What is asked: Exclude images, then output the remaining data verbatim.

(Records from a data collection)
□ □ □
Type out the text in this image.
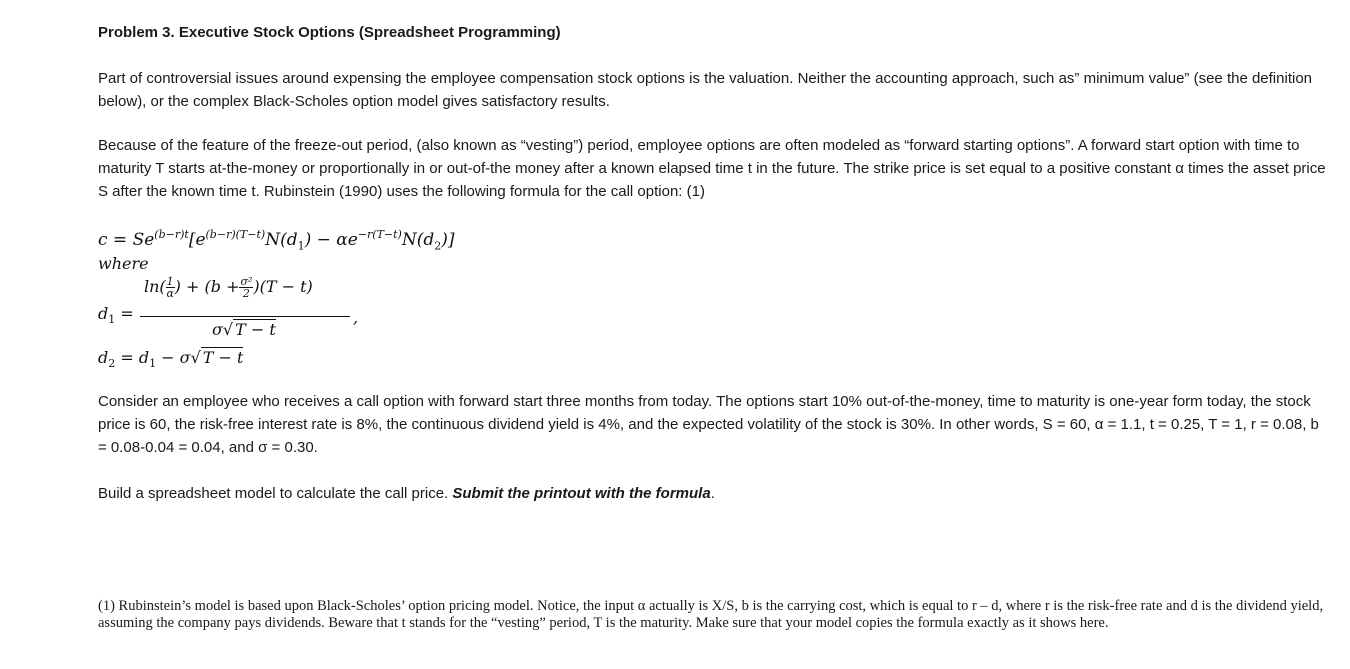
Problem 3. Executive Stock Options (Spreadsheet Programming)

Part of controversial issues around expensing the employee compensation stock options is the valuation. Neither the accounting approach, such as” minimum value” (see the definition below), or the complex Black-Scholes option model gives satisfactory results.

Because of the feature of the freeze-out period, (also known as “vesting”) period, employee options are often modeled as “forward starting options”. A forward start option with time to maturity T starts at-the-money or proportionally in or out-of-the money after a known elapsed time t in the future. The strike price is set equal to a positive constant α times the asset price S after the known time t. Rubinstein (1990) uses the following formula for the call option: (1)

$c = Se^{(b-r)t}[e^{(b-r)(T-t)}N(d_1) - \alpha e^{-r(T-t)}N(d_2)]$
where
$d_1$ =
$\ln( \frac{1}{\alpha}$ ) + $(b + \frac{\text{σ²}}{2} )(T - t)$
σ√ T − t
,
$d_2 = d_1 - \sigma√$ T − t

Consider an employee who receives a call option with forward start three months from today. The options start 10% out-of-the-money, time to maturity is one-year form today, the stock price is 60, the risk-free interest rate is 8%, the continuous dividend yield is 4%, and the expected volatility of the stock is 30%. In other words, S = 60, α = 1.1, t = 0.25, T = 1, r = 0.08, b = 0.08-0.04 = 0.04, and σ = 0.30.

Build a spreadsheet model to calculate the call price. Submit the printout with the formula.

(1) Rubinstein’s model is based upon Black-Scholes’ option pricing model. Notice, the input α actually is X/S, b is the carrying cost, which is equal to r – d, where r is the risk-free rate and d is the dividend yield, assuming the company pays dividends. Beware that t stands for the “vesting” period, T is the maturity. Make sure that your model copies the formula exactly as it shows here.
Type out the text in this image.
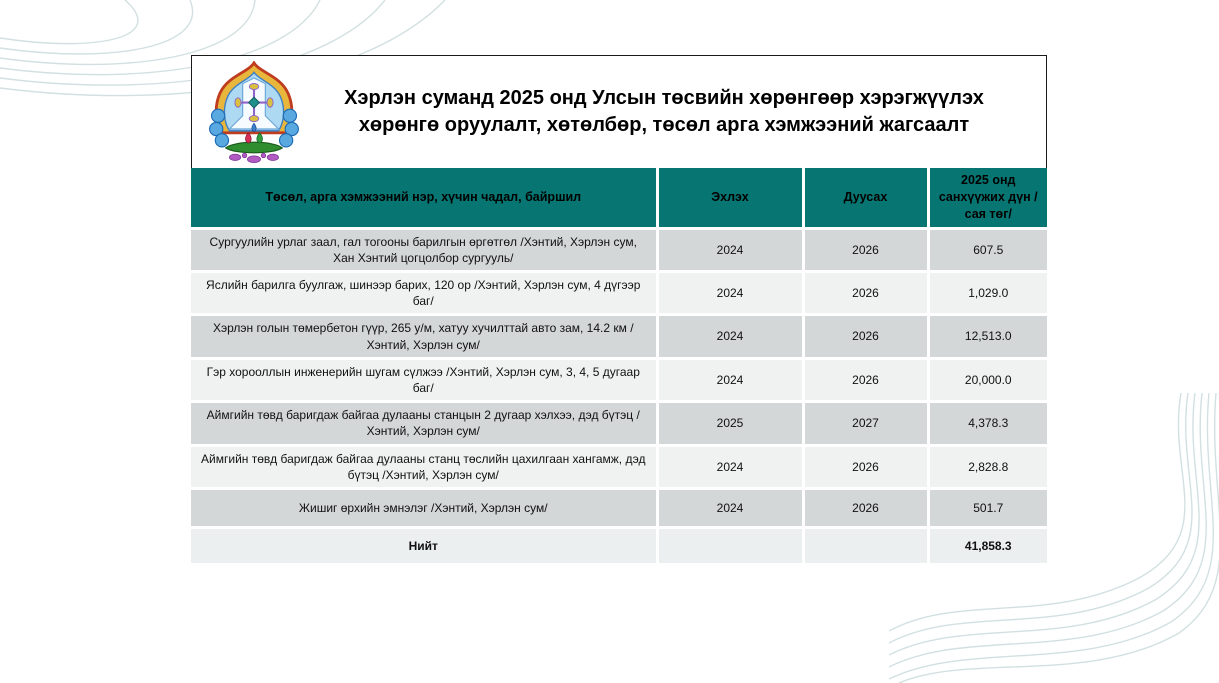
Хэрлэн суманд 2025 онд Улсын төсвийн хөрөнгөөр хэрэгжүүлэх хөрөнгө оруулалт, хөтөлбөр, төсөл арга хэмжээний жагсаалт
Төсөл, арга хэмжээний нэр, хүчин чадал, байршил	Эхлэх	Дуусах	2025 онд санхүүжих дүн /сая төг/
Сургуулийн урлаг заал, гал тогооны барилгын өргөтгөл /Хэнтий, Хэрлэн сум, Хан Хэнтий цогцолбор сургууль/	2024	2026	607.5
Яслийн барилга буулгаж, шинээр барих, 120 ор /Хэнтий, Хэрлэн сум, 4 дүгээр баг/	2024	2026	1,029.0
Хэрлэн голын төмербетон гүүр, 265 у/м, хатуу хучилттай авто зам, 14.2 км /Хэнтий, Хэрлэн сум/	2024	2026	12,513.0
Гэр хорооллын инженерийн шугам сүлжээ /Хэнтий, Хэрлэн сум, 3, 4, 5 дугаар баг/	2024	2026	20,000.0
Аймгийн төвд баригдаж байгаа дулааны станцын 2 дугаар хэлхээ, дэд бүтэц /Хэнтий, Хэрлэн сум/	2025	2027	4,378.3
Аймгийн төвд баригдаж байгаа дулааны станц төслийн цахилгаан хангамж, дэд бүтэц /Хэнтий, Хэрлэн сум/	2024	2026	2,828.8
Жишиг өрхийн эмнэлэг /Хэнтий, Хэрлэн сум/	2024	2026	501.7
Нийт			41,858.3
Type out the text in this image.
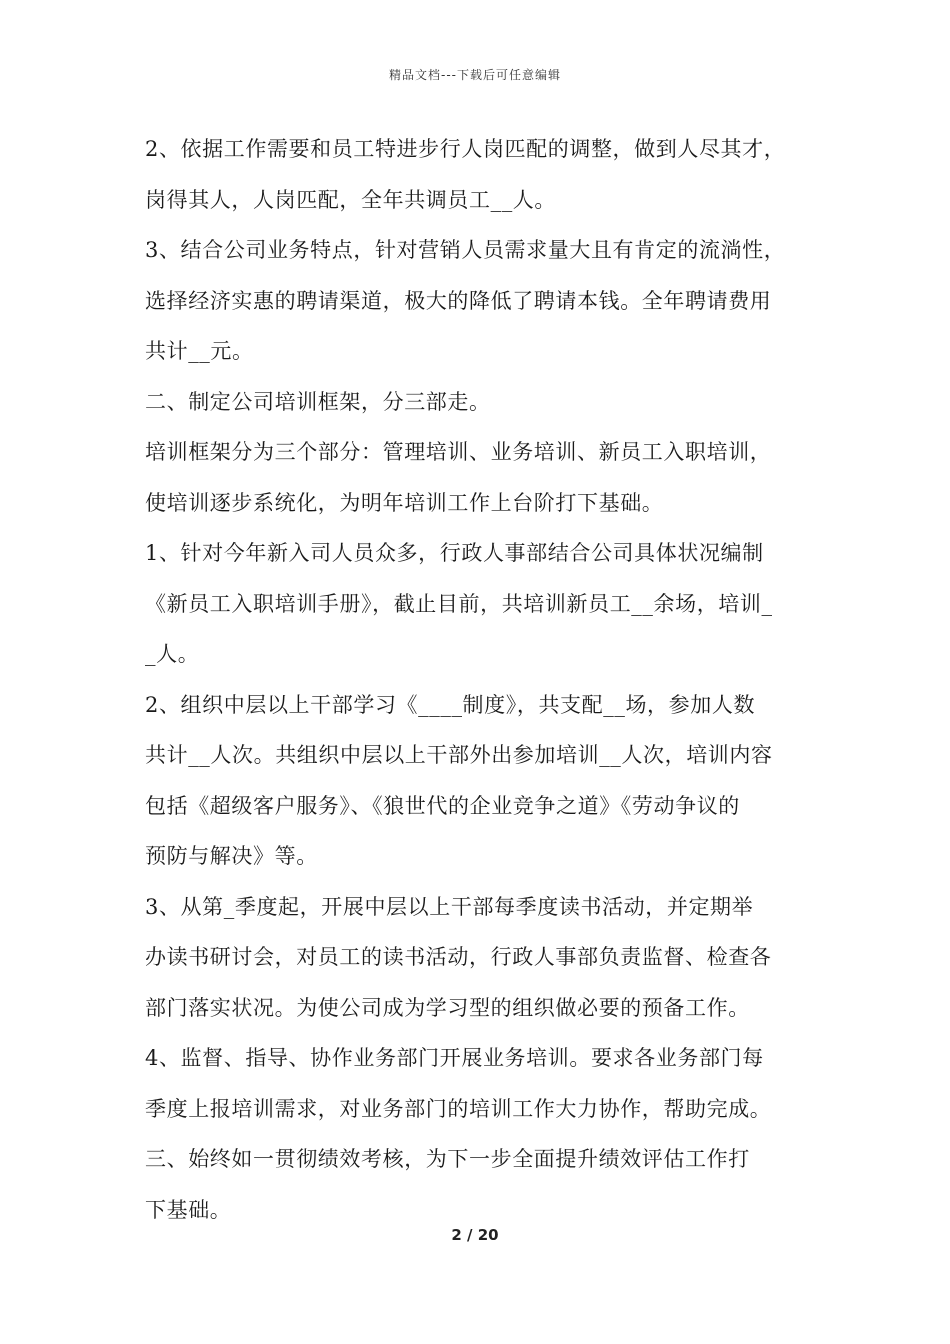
精品文档---下载后可任意编辑
2、依据工作需要和员工特进步行人岗匹配的调整，做到人尽其才，
岗得其人，人岗匹配，全年共调员工__人。
3、结合公司业务特点，针对营销人员需求量大且有肯定的流淌性，
选择经济实惠的聘请渠道，极大的降低了聘请本钱。全年聘请费用
共计__元。
二、制定公司培训框架，分三部走。
培训框架分为三个部分：管理培训、业务培训、新员工入职培训，
使培训逐步系统化，为明年培训工作上台阶打下基础。
1、针对今年新入司人员众多，行政人事部结合公司具体状况编制
《新员工入职培训手册》，截止目前，共培训新员工__余场，培训_
_人。
2、组织中层以上干部学习《____制度》，共支配__场，参加人数
共计__人次。共组织中层以上干部外出参加培训__人次，培训内容
包括《超级客户服务》、《狼世代的企业竞争之道》《劳动争议的
预防与解决》等。
3、从第_季度起，开展中层以上干部每季度读书活动，并定期举
办读书研讨会，对员工的读书活动，行政人事部负责监督、检查各
部门落实状况。为使公司成为学习型的组织做必要的预备工作。
4、监督、指导、协作业务部门开展业务培训。要求各业务部门每
季度上报培训需求，对业务部门的培训工作大力协作，帮助完成。
三、始终如一贯彻绩效考核，为下一步全面提升绩效评估工作打
下基础。
2 / 20
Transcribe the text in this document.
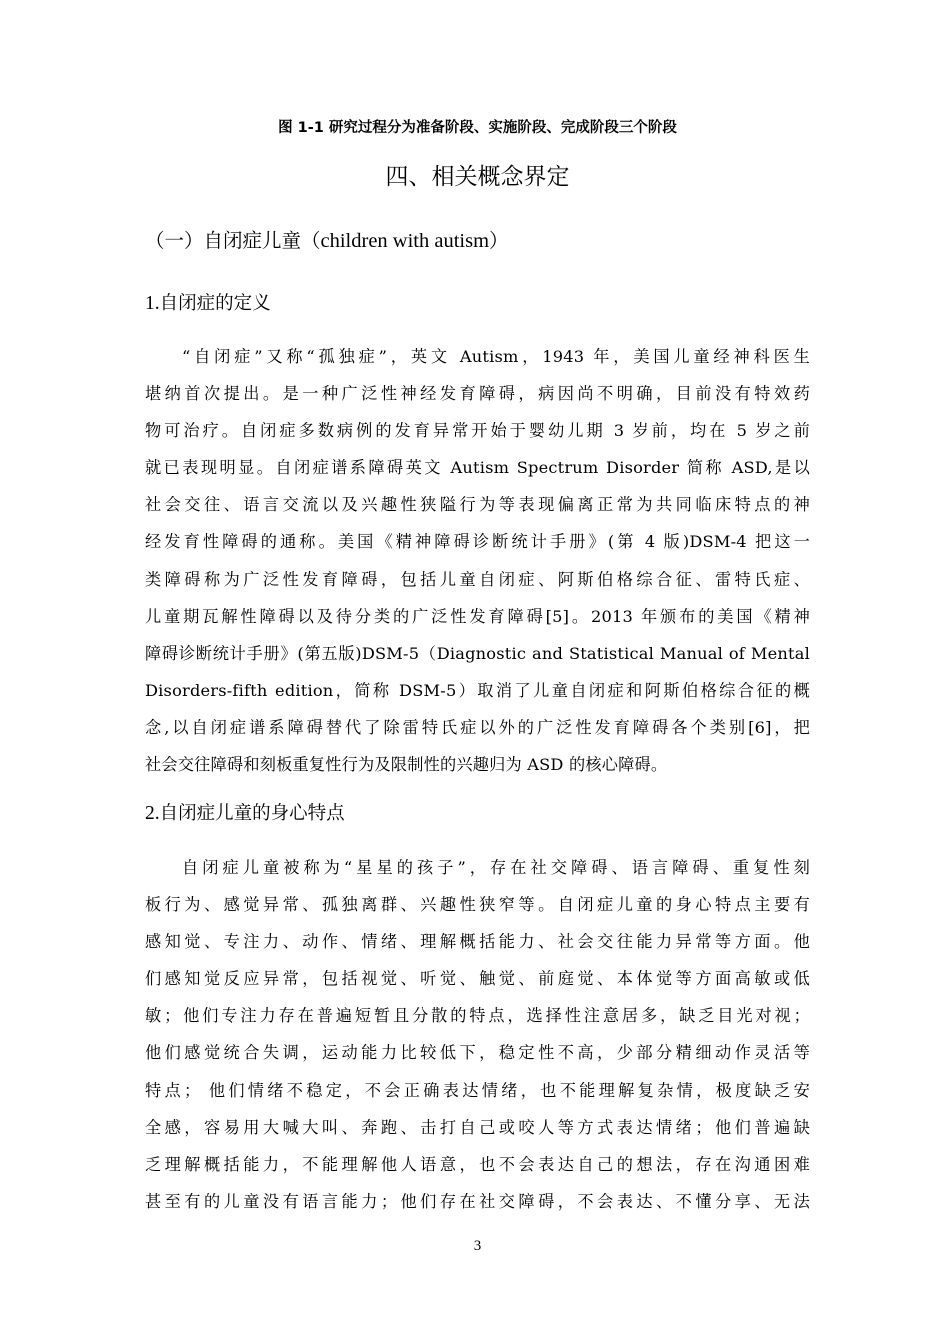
图 1-1 研究过程分为准备阶段、实施阶段、完成阶段三个阶段
四、相关概念界定
（一）自闭症儿童（children with autism）
1.自闭症的定义
“自闭症”又称“孤独症”，英文 Autism，1943 年，美国儿童经神科医生
堪纳首次提出。是一种广泛性神经发育障碍，病因尚不明确，目前没有特效药
物可治疗。自闭症多数病例的发育异常开始于婴幼儿期 3 岁前，均在 5 岁之前
就已表现明显。自闭症谱系障碍英文 Autism Spectrum Disorder 简称 ASD,是以
社会交往、语言交流以及兴趣性狭隘行为等表现偏离正常为共同临床特点的神
经发育性障碍的通称。美国《精神障碍诊断统计手册》(第 4 版)DSM-4 把这一
类障碍称为广泛性发育障碍，包括儿童自闭症、阿斯伯格综合征、雷特氏症、
儿童期瓦解性障碍以及待分类的广泛性发育障碍[5]。2013 年颁布的美国《精神
障碍诊断统计手册》(第五版)DSM-5（Diagnostic and Statistical Manual of Mental
Disorders-fifth edition，简称 DSM-5）取消了儿童自闭症和阿斯伯格综合征的概
念,以自闭症谱系障碍替代了除雷特氏症以外的广泛性发育障碍各个类别[6]，把
社会交往障碍和刻板重复性行为及限制性的兴趣归为 ASD 的核心障碍。
2.自闭症儿童的身心特点
自闭症儿童被称为“星星的孩子”，存在社交障碍、语言障碍、重复性刻
板行为、感觉异常、孤独离群、兴趣性狭窄等。自闭症儿童的身心特点主要有
感知觉、专注力、动作、情绪、理解概括能力、社会交往能力异常等方面。他
们感知觉反应异常，包括视觉、听觉、触觉、前庭觉、本体觉等方面高敏或低
敏；他们专注力存在普遍短暂且分散的特点，选择性注意居多，缺乏目光对视；
他们感觉统合失调，运动能力比较低下，稳定性不高，少部分精细动作灵活等
特点； 他们情绪不稳定，不会正确表达情绪，也不能理解复杂情，极度缺乏安
全感，容易用大喊大叫、奔跑、击打自己或咬人等方式表达情绪；他们普遍缺
乏理解概括能力，不能理解他人语意，也不会表达自己的想法，存在沟通困难
甚至有的儿童没有语言能力；他们存在社交障碍，不会表达、不懂分享、无法
3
□ □ □
Result of this exercise:
Type out the text in this image.
Problem 3. Executive Stock Options (Spreadsheet Programming)

Part of controversial issues around expensing the employee compensation stock options is the valuation. Neither the accounting approach, such as” minimum value” (see the definition below), or the complex Black-Scholes option model gives satisfactory results.

Because of the feature of the freeze-out period, (also known as “vesting”) period, employee options are often modeled as “forward starting options”. A forward start option with time to maturity T starts at-the-money or proportionally in or out-of-the money after a known elapsed time t in the future. The strike price is set equal to a positive constant α times the asset price S after the known time t. Rubinstein (1990) uses the following formula for the call option: (1)

$c = Se^{(b-r)t}[e^{(b-r)(T-t)}N(d_1) - \alpha e^{-r(T-t)}N(d_2)]$
where
$d_1$ =
$\ln( \frac{1}{\alpha}$ ) + $(b + \frac{\text{σ²}}{2} )(T - t)$
σ√ T − t
,
$d_2 = d_1 - \sigma√$ T − t

Consider an employee who receives a call option with forward start three months from today. The options start 10% out-of-the-money, time to maturity is one-year form today, the stock price is 60, the risk-free interest rate is 8%, the continuous dividend yield is 4%, and the expected volatility of the stock is 30%. In other words, S = 60, α = 1.1, t = 0.25, T = 1, r = 0.08, b = 0.08-0.04 = 0.04, and σ = 0.30.

Build a spreadsheet model to calculate the call price. Submit the printout with the formula.

(1) Rubinstein’s model is based upon Black-Scholes’ option pricing model. Notice, the input α actually is X/S, b is the carrying cost, which is equal to r – d, where r is the risk-free rate and d is the dividend yield, assuming the company pays dividends. Beware that t stands for the “vesting” period, T is the maturity. Make sure that your model copies the formula exactly as it shows here.
Type out the text in this image.
Хэрлэн суманд 2025 онд Улсын төсвийн хөрөнгөөр хэрэгжүүлэх хөрөнгө оруулалт, хөтөлбөр, төсөл арга хэмжээний жагсаалт
Төсөл, арга хэмжээний нэр, хүчин чадал, байршил	Эхлэх	Дуусах	2025 онд санхүүжих дүн /сая төг/
Сургуулийн урлаг заал, гал тогооны барилгын өргөтгөл /Хэнтий, Хэрлэн сум, Хан Хэнтий цогцолбор сургууль/	2024	2026	607.5
Яслийн барилга буулгаж, шинээр барих, 120 ор /Хэнтий, Хэрлэн сум, 4 дүгээр баг/	2024	2026	1,029.0
Хэрлэн голын төмербетон гүүр, 265 у/м, хатуу хучилттай авто зам, 14.2 км /Хэнтий, Хэрлэн сум/	2024	2026	12,513.0
Гэр хорооллын инженерийн шугам сүлжээ /Хэнтий, Хэрлэн сум, 3, 4, 5 дугаар баг/	2024	2026	20,000.0
Аймгийн төвд баригдаж байгаа дулааны станцын 2 дугаар хэлхээ, дэд бүтэц /Хэнтий, Хэрлэн сум/	2025	2027	4,378.3
Аймгийн төвд баригдаж байгаа дулааны станц төслийн цахилгаан хангамж, дэд бүтэц /Хэнтий, Хэрлэн сум/	2024	2026	2,828.8
Жишиг өрхийн эмнэлэг /Хэнтий, Хэрлэн сум/	2024	2026	501.7
Нийт			41,858.3
Type out the text in this image.
精品文档---下载后可任意编辑
2、依据工作需要和员工特进步行人岗匹配的调整，做到人尽其才，
岗得其人，人岗匹配，全年共调员工__人。
3、结合公司业务特点，针对营销人员需求量大且有肯定的流淌性，
选择经济实惠的聘请渠道，极大的降低了聘请本钱。全年聘请费用
共计__元。
二、制定公司培训框架，分三部走。
培训框架分为三个部分：管理培训、业务培训、新员工入职培训，
使培训逐步系统化，为明年培训工作上台阶打下基础。
1、针对今年新入司人员众多，行政人事部结合公司具体状况编制
《新员工入职培训手册》，截止目前，共培训新员工__余场，培训_
_人。
2、组织中层以上干部学习《____制度》，共支配__场，参加人数
共计__人次。共组织中层以上干部外出参加培训__人次，培训内容
包括《超级客户服务》、《狼世代的企业竞争之道》《劳动争议的
预防与解决》等。
3、从第_季度起，开展中层以上干部每季度读书活动，并定期举
办读书研讨会，对员工的读书活动，行政人事部负责监督、检查各
部门落实状况。为使公司成为学习型的组织做必要的预备工作。
4、监督、指导、协作业务部门开展业务培训。要求各业务部门每
季度上报培训需求，对业务部门的培训工作大力协作，帮助完成。
三、始终如一贯彻绩效考核，为下一步全面提升绩效评估工作打
下基础。
2 / 20
Transcribe the text in this document.
图 1-1 研究过程分为准备阶段、实施阶段、完成阶段三个阶段
四、相关概念界定
（一）自闭症儿童（children with autism）
1.自闭症的定义
“自闭症”又称“孤独症”，英文 Autism，1943 年，美国儿童经神科医生
堪纳首次提出。是一种广泛性神经发育障碍，病因尚不明确，目前没有特效药
物可治疗。自闭症多数病例的发育异常开始于婴幼儿期 3 岁前，均在 5 岁之前
就已表现明显。自闭症谱系障碍英文 Autism Spectrum Disorder 简称 ASD,是以
社会交往、语言交流以及兴趣性狭隘行为等表现偏离正常为共同临床特点的神
经发育性障碍的通称。美国《精神障碍诊断统计手册》(第 4 版)DSM-4 把这一
类障碍称为广泛性发育障碍，包括儿童自闭症、阿斯伯格综合征、雷特氏症、
儿童期瓦解性障碍以及待分类的广泛性发育障碍[5]。2013 年颁布的美国《精神
障碍诊断统计手册》(第五版)DSM-5（Diagnostic and Statistical Manual of Mental
Disorders-fifth edition，简称 DSM-5）取消了儿童自闭症和阿斯伯格综合征的概
念,以自闭症谱系障碍替代了除雷特氏症以外的广泛性发育障碍各个类别[6]，把
社会交往障碍和刻板重复性行为及限制性的兴趣归为 ASD 的核心障碍。
2.自闭症儿童的身心特点
自闭症儿童被称为“星星的孩子”，存在社交障碍、语言障碍、重复性刻
板行为、感觉异常、孤独离群、兴趣性狭窄等。自闭症儿童的身心特点主要有
感知觉、专注力、动作、情绪、理解概括能力、社会交往能力异常等方面。他
们感知觉反应异常，包括视觉、听觉、触觉、前庭觉、本体觉等方面高敏或低
敏；他们专注力存在普遍短暂且分散的特点，选择性注意居多，缺乏目光对视；
他们感觉统合失调，运动能力比较低下，稳定性不高，少部分精细动作灵活等
特点； 他们情绪不稳定，不会正确表达情绪，也不能理解复杂情，极度缺乏安
全感，容易用大喊大叫、奔跑、击打自己或咬人等方式表达情绪；他们普遍缺
乏理解概括能力，不能理解他人语意，也不会表达自己的想法，存在沟通困难
甚至有的儿童没有语言能力；他们存在社交障碍，不会表达、不懂分享、无法
3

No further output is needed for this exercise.